◆ Stored records
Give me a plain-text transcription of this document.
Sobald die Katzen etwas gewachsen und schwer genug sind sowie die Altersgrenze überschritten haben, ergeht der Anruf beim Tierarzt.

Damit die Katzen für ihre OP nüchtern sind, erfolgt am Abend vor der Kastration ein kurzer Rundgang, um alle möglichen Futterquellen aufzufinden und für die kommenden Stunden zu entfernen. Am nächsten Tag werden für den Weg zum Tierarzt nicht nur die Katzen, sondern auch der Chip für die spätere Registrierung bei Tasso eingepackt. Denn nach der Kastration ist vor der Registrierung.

==

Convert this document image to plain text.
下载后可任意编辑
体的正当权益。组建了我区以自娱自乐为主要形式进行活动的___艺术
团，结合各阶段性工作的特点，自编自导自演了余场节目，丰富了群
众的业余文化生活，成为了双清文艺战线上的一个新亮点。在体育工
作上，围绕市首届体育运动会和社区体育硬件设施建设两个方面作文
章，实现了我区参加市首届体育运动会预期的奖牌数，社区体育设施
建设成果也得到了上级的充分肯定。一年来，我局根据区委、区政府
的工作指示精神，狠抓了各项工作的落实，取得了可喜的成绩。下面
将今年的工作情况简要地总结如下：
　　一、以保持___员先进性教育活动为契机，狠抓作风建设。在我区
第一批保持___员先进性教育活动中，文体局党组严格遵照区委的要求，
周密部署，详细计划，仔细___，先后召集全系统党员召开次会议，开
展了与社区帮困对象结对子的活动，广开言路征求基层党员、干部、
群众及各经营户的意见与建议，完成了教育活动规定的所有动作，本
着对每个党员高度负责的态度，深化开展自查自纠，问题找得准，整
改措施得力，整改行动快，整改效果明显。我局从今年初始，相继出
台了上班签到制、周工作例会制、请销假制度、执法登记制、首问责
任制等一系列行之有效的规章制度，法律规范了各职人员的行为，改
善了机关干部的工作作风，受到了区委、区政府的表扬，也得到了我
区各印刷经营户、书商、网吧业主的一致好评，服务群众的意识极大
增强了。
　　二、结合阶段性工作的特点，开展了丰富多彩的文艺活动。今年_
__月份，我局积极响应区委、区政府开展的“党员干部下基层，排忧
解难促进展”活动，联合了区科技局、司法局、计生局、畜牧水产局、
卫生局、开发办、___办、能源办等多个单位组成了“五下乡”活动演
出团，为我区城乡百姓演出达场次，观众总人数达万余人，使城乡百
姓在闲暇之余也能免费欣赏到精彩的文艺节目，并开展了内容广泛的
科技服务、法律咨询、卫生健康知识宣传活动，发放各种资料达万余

--

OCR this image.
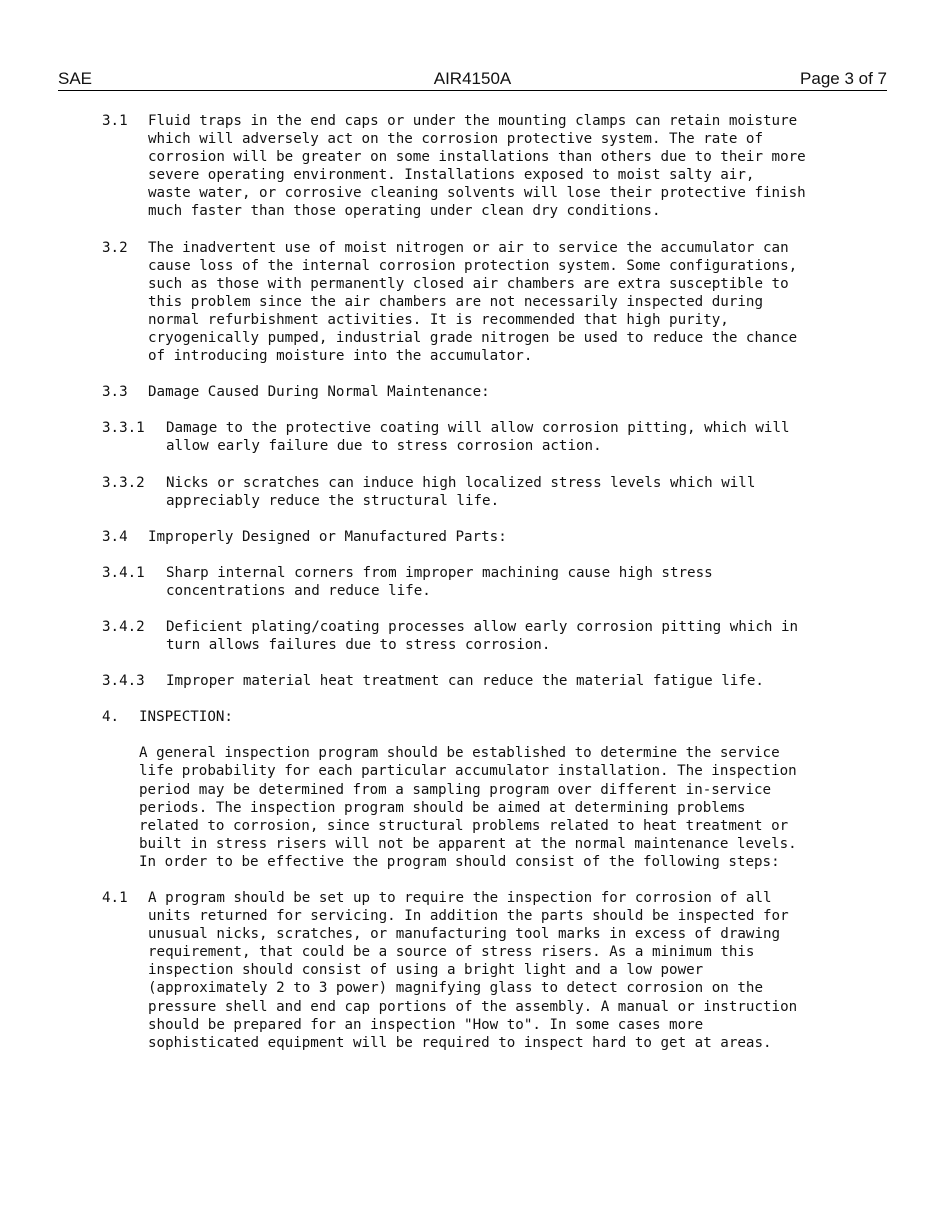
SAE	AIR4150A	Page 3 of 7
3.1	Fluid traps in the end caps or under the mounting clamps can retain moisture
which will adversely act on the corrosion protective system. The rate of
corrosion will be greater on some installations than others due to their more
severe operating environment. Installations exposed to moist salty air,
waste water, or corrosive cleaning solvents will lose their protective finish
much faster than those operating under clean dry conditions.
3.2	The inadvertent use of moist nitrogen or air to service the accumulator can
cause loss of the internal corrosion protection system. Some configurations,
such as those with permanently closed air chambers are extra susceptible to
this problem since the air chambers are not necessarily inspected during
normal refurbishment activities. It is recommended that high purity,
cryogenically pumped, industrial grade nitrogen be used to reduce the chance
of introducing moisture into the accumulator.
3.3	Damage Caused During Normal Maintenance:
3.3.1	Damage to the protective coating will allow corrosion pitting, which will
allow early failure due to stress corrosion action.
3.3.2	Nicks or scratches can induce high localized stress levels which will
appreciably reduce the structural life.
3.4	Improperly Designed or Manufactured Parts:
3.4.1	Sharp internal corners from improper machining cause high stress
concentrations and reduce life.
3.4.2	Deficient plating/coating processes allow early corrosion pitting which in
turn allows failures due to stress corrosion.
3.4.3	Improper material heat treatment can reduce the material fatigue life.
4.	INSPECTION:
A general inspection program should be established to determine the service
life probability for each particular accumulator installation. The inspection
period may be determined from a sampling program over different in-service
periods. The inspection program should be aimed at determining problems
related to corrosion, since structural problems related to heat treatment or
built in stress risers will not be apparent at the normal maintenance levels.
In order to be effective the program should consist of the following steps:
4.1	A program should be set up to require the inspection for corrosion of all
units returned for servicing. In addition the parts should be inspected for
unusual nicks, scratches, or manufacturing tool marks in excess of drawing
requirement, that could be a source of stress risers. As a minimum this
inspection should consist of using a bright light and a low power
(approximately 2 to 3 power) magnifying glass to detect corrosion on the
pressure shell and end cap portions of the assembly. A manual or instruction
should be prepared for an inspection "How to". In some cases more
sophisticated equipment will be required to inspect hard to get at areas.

◆ Set exercise
Reply with the number of lines in the material above that contain "should", and nothing more.

◆ Final result
7